## Records shown
+ + + +
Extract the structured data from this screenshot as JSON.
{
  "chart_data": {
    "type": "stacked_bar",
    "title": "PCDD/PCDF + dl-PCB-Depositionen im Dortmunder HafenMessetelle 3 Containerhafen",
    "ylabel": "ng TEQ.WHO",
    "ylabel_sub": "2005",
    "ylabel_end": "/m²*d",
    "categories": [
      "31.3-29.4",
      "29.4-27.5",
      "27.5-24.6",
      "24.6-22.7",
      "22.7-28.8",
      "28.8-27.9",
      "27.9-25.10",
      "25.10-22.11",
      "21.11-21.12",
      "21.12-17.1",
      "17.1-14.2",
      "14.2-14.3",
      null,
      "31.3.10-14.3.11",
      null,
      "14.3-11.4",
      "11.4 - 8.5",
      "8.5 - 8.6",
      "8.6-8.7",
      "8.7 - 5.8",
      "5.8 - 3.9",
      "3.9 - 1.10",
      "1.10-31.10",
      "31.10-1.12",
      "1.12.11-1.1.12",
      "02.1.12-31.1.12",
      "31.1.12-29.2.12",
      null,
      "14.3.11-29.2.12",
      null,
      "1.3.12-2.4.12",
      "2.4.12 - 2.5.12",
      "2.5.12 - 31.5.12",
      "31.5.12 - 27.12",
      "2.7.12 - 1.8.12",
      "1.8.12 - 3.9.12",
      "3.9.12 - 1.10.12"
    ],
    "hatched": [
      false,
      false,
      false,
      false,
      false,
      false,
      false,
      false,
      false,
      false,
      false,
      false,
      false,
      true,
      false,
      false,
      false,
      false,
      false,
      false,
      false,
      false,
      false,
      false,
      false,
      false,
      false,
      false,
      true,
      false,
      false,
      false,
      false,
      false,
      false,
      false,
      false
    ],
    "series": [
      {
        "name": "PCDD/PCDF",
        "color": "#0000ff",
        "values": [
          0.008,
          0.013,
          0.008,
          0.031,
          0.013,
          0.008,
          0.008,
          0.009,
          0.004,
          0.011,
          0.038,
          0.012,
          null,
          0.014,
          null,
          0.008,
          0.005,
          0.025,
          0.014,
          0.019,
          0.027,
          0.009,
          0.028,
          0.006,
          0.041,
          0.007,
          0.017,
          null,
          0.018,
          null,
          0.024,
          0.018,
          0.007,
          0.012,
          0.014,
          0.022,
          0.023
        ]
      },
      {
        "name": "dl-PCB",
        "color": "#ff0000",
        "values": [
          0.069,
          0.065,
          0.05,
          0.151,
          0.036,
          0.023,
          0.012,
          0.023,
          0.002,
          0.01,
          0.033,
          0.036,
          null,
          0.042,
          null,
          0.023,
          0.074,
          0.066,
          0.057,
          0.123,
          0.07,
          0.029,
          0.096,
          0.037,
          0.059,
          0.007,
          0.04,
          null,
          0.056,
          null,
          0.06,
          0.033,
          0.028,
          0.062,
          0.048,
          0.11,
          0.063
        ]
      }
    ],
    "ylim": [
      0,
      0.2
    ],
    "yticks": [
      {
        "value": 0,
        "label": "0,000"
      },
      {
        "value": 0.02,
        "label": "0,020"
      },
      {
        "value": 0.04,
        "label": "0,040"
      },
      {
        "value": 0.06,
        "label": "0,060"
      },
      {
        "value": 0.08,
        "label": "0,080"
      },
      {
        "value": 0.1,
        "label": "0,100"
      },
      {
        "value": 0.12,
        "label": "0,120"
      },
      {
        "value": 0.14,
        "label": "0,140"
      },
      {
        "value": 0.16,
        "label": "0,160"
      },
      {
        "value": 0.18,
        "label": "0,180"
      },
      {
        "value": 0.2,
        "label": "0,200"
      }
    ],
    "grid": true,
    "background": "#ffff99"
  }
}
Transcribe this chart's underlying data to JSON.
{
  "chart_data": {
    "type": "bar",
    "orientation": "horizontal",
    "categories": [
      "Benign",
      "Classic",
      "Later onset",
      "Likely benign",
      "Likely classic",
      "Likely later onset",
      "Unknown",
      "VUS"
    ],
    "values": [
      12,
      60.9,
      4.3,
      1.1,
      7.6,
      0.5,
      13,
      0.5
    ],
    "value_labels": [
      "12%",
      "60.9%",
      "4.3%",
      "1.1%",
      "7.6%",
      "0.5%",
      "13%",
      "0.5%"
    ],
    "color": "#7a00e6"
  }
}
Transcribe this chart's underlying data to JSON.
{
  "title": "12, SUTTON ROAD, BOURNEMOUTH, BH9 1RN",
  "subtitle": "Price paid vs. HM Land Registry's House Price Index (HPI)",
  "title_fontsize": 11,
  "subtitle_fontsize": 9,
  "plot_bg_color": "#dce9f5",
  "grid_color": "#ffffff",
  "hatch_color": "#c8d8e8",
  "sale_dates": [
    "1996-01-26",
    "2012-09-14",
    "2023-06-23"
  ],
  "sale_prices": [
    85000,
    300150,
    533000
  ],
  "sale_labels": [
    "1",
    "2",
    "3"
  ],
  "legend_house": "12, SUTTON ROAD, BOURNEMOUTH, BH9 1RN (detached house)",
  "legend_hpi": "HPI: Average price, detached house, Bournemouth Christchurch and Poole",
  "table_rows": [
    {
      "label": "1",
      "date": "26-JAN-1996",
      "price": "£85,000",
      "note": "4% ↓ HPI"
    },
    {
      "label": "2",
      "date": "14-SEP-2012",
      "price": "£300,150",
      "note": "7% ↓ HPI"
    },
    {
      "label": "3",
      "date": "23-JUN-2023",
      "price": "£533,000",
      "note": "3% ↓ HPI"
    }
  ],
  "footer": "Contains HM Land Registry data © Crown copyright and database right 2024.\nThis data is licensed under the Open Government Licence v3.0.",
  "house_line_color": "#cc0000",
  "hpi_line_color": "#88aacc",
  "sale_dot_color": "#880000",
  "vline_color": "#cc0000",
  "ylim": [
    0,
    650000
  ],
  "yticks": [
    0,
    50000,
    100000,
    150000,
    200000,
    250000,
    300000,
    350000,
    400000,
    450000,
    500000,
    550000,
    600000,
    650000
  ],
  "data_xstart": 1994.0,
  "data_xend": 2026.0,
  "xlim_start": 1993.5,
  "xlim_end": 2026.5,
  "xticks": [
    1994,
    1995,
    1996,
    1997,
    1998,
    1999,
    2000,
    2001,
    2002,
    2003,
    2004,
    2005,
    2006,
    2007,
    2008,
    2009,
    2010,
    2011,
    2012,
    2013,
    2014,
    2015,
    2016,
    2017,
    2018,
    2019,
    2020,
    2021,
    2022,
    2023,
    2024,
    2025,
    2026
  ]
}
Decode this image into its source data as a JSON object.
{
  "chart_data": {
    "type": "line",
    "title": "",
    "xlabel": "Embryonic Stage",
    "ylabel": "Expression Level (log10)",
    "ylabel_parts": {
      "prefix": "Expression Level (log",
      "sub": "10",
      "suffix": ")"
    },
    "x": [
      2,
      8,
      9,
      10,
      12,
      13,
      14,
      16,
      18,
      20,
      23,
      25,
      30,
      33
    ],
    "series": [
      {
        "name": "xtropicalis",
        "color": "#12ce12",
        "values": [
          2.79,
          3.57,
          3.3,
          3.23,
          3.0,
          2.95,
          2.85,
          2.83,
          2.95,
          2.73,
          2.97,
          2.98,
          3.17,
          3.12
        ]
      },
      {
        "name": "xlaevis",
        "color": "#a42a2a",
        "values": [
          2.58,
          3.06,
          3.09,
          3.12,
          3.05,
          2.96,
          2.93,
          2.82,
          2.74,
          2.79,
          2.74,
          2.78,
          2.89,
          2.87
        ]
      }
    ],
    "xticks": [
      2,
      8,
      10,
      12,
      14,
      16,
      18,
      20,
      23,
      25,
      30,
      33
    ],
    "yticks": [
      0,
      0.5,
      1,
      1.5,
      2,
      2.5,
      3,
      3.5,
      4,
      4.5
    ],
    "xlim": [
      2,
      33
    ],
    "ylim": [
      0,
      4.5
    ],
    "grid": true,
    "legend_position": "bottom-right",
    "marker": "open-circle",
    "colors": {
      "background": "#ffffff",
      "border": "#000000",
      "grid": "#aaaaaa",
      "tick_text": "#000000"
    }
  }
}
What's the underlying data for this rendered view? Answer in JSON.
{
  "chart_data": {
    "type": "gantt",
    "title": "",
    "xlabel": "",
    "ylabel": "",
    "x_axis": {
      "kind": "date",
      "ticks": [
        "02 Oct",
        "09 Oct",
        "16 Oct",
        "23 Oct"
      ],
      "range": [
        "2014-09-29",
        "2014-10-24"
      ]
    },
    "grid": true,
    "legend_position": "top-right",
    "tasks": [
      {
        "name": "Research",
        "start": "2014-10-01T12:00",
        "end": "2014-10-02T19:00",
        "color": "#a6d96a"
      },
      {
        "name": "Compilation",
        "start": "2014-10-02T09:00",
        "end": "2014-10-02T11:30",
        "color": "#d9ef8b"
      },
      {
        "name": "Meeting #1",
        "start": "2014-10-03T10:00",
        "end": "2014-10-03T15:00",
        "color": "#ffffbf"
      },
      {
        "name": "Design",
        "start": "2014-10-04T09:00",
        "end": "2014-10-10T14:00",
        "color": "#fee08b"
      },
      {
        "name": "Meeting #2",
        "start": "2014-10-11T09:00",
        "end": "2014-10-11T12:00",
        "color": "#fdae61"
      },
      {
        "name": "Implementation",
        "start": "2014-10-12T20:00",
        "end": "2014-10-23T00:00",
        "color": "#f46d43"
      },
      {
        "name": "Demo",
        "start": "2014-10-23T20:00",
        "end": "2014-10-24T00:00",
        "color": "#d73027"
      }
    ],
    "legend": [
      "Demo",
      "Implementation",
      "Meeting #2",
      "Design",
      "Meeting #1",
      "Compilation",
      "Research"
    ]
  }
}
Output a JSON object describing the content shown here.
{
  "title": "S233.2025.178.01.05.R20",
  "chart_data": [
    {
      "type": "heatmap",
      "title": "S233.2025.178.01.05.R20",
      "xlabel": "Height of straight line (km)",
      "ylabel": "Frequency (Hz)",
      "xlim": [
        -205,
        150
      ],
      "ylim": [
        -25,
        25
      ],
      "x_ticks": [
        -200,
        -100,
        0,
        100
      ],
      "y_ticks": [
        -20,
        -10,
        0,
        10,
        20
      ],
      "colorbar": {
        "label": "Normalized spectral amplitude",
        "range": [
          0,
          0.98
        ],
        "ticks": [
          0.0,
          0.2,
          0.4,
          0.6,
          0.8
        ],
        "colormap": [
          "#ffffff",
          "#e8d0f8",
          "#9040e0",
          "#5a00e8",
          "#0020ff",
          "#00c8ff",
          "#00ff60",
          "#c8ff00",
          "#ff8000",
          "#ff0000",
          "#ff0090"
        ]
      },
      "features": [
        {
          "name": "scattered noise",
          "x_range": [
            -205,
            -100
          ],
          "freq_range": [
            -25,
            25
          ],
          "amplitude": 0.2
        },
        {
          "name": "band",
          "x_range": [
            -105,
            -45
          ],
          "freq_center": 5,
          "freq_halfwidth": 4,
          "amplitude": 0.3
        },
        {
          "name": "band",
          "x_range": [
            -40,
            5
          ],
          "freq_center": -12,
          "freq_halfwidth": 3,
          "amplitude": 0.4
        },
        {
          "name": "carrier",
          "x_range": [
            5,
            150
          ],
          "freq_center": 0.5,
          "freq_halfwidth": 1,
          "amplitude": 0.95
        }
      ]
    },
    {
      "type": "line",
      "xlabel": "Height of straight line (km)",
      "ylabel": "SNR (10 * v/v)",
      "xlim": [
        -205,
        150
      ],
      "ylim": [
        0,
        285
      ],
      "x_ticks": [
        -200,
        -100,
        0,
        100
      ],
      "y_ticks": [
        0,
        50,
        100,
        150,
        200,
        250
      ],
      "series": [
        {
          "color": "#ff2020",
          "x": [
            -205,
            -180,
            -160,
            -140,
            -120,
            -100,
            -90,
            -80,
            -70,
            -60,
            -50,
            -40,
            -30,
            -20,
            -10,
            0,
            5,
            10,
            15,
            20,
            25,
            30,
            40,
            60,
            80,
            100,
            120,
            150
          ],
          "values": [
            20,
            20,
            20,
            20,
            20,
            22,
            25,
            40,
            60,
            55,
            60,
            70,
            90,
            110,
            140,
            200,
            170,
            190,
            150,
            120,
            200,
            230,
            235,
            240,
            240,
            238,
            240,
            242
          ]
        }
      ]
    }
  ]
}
+ + + +
## The request
List every line above that contains the word "Implementation".

## Exercise answer
        "name": "Implementation",
      "Implementation",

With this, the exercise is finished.